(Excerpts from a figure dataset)
-- Begin --
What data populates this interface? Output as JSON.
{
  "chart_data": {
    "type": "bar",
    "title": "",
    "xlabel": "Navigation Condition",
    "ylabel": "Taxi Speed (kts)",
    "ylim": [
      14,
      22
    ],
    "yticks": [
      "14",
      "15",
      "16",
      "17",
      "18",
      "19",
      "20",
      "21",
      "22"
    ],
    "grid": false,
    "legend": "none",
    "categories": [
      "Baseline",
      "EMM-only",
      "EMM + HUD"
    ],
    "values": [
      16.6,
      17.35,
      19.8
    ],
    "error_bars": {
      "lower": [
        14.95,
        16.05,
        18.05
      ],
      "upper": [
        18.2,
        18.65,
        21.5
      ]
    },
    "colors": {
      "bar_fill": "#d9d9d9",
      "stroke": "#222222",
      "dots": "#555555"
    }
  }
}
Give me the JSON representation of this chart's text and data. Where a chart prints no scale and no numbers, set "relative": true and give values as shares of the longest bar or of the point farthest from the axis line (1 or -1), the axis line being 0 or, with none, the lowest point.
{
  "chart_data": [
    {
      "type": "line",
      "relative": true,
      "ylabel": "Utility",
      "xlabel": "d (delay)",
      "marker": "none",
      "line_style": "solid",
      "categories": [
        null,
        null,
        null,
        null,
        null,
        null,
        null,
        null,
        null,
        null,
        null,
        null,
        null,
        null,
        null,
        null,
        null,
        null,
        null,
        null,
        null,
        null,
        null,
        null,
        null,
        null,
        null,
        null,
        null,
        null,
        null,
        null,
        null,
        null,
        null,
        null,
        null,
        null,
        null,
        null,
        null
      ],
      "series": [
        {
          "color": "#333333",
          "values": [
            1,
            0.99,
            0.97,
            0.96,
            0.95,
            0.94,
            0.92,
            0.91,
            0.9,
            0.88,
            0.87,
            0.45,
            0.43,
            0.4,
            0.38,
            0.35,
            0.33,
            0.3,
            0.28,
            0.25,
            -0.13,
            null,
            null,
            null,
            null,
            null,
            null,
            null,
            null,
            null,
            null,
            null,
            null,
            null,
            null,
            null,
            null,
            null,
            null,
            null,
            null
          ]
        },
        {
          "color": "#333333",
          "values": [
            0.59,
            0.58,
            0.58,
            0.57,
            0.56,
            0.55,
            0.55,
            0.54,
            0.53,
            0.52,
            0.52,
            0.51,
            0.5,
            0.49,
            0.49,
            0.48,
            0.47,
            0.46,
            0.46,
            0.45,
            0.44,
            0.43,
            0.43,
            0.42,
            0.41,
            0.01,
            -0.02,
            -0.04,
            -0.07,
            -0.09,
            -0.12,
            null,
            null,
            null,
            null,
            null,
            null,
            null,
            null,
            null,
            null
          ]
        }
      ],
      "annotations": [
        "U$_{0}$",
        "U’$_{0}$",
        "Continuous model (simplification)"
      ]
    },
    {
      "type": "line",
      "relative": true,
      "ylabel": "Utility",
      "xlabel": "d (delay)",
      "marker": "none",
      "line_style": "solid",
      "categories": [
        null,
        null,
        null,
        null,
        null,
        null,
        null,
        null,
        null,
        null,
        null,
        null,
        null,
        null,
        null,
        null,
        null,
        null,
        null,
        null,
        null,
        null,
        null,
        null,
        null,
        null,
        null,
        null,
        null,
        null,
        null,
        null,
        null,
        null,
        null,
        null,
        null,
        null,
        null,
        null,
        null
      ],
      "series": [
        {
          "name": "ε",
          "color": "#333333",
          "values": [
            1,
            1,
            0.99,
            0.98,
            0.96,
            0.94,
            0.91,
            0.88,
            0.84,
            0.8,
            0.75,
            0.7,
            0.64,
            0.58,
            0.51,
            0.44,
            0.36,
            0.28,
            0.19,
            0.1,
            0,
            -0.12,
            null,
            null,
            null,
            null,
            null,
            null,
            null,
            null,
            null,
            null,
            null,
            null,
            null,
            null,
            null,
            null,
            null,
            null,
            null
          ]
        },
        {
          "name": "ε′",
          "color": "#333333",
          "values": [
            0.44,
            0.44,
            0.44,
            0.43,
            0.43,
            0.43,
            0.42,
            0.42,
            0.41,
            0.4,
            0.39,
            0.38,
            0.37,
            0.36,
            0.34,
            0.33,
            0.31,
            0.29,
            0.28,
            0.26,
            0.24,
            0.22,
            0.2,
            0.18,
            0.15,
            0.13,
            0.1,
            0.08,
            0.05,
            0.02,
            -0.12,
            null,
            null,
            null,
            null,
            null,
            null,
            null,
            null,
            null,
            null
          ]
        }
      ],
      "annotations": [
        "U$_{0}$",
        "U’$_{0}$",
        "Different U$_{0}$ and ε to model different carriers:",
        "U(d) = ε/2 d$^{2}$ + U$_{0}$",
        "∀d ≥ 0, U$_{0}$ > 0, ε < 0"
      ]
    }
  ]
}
-- End --
**Exercise brief**
Copy out the whole listing exactly; please set it all down.

**Result for this exercise**
What data populates this interface? Output as JSON.
{
  "chart_data": {
    "type": "bar",
    "title": "",
    "xlabel": "Navigation Condition",
    "ylabel": "Taxi Speed (kts)",
    "ylim": [
      14,
      22
    ],
    "yticks": [
      "14",
      "15",
      "16",
      "17",
      "18",
      "19",
      "20",
      "21",
      "22"
    ],
    "grid": false,
    "legend": "none",
    "categories": [
      "Baseline",
      "EMM-only",
      "EMM + HUD"
    ],
    "values": [
      16.6,
      17.35,
      19.8
    ],
    "error_bars": {
      "lower": [
        14.95,
        16.05,
        18.05
      ],
      "upper": [
        18.2,
        18.65,
        21.5
      ]
    },
    "colors": {
      "bar_fill": "#d9d9d9",
      "stroke": "#222222",
      "dots": "#555555"
    }
  }
}
Give me the JSON representation of this chart's text and data. Where a chart prints no scale and no numbers, set "relative": true and give values as shares of the longest bar or of the point farthest from the axis line (1 or -1), the axis line being 0 or, with none, the lowest point.
{
  "chart_data": [
    {
      "type": "line",
      "relative": true,
      "ylabel": "Utility",
      "xlabel": "d (delay)",
      "marker": "none",
      "line_style": "solid",
      "categories": [
        null,
        null,
        null,
        null,
        null,
        null,
        null,
        null,
        null,
        null,
        null,
        null,
        null,
        null,
        null,
        null,
        null,
        null,
        null,
        null,
        null,
        null,
        null,
        null,
        null,
        null,
        null,
        null,
        null,
        null,
        null,
        null,
        null,
        null,
        null,
        null,
        null,
        null,
        null,
        null,
        null
      ],
      "series": [
        {
          "color": "#333333",
          "values": [
            1,
            0.99,
            0.97,
            0.96,
            0.95,
            0.94,
            0.92,
            0.91,
            0.9,
            0.88,
            0.87,
            0.45,
            0.43,
            0.4,
            0.38,
            0.35,
            0.33,
            0.3,
            0.28,
            0.25,
            -0.13,
            null,
            null,
            null,
            null,
            null,
            null,
            null,
            null,
            null,
            null,
            null,
            null,
            null,
            null,
            null,
            null,
            null,
            null,
            null,
            null
          ]
        },
        {
          "color": "#333333",
          "values": [
            0.59,
            0.58,
            0.58,
            0.57,
            0.56,
            0.55,
            0.55,
            0.54,
            0.53,
            0.52,
            0.52,
            0.51,
            0.5,
            0.49,
            0.49,
            0.48,
            0.47,
            0.46,
            0.46,
            0.45,
            0.44,
            0.43,
            0.43,
            0.42,
            0.41,
            0.01,
            -0.02,
            -0.04,
            -0.07,
            -0.09,
            -0.12,
            null,
            null,
            null,
            null,
            null,
            null,
            null,
            null,
            null,
            null
          ]
        }
      ],
      "annotations": [
        "U$_{0}$",
        "U’$_{0}$",
        "Continuous model (simplification)"
      ]
    },
    {
      "type": "line",
      "relative": true,
      "ylabel": "Utility",
      "xlabel": "d (delay)",
      "marker": "none",
      "line_style": "solid",
      "categories": [
        null,
        null,
        null,
        null,
        null,
        null,
        null,
        null,
        null,
        null,
        null,
        null,
        null,
        null,
        null,
        null,
        null,
        null,
        null,
        null,
        null,
        null,
        null,
        null,
        null,
        null,
        null,
        null,
        null,
        null,
        null,
        null,
        null,
        null,
        null,
        null,
        null,
        null,
        null,
        null,
        null
      ],
      "series": [
        {
          "name": "ε",
          "color": "#333333",
          "values": [
            1,
            1,
            0.99,
            0.98,
            0.96,
            0.94,
            0.91,
            0.88,
            0.84,
            0.8,
            0.75,
            0.7,
            0.64,
            0.58,
            0.51,
            0.44,
            0.36,
            0.28,
            0.19,
            0.1,
            0,
            -0.12,
            null,
            null,
            null,
            null,
            null,
            null,
            null,
            null,
            null,
            null,
            null,
            null,
            null,
            null,
            null,
            null,
            null,
            null,
            null
          ]
        },
        {
          "name": "ε′",
          "color": "#333333",
          "values": [
            0.44,
            0.44,
            0.44,
            0.43,
            0.43,
            0.43,
            0.42,
            0.42,
            0.41,
            0.4,
            0.39,
            0.38,
            0.37,
            0.36,
            0.34,
            0.33,
            0.31,
            0.29,
            0.28,
            0.26,
            0.24,
            0.22,
            0.2,
            0.18,
            0.15,
            0.13,
            0.1,
            0.08,
            0.05,
            0.02,
            -0.12,
            null,
            null,
            null,
            null,
            null,
            null,
            null,
            null,
            null,
            null
          ]
        }
      ],
      "annotations": [
        "U$_{0}$",
        "U’$_{0}$",
        "Different U$_{0}$ and ε to model different carriers:",
        "U(d) = ε/2 d$^{2}$ + U$_{0}$",
        "∀d ≥ 0, U$_{0}$ > 0, ε < 0"
      ]
    }
  ]
}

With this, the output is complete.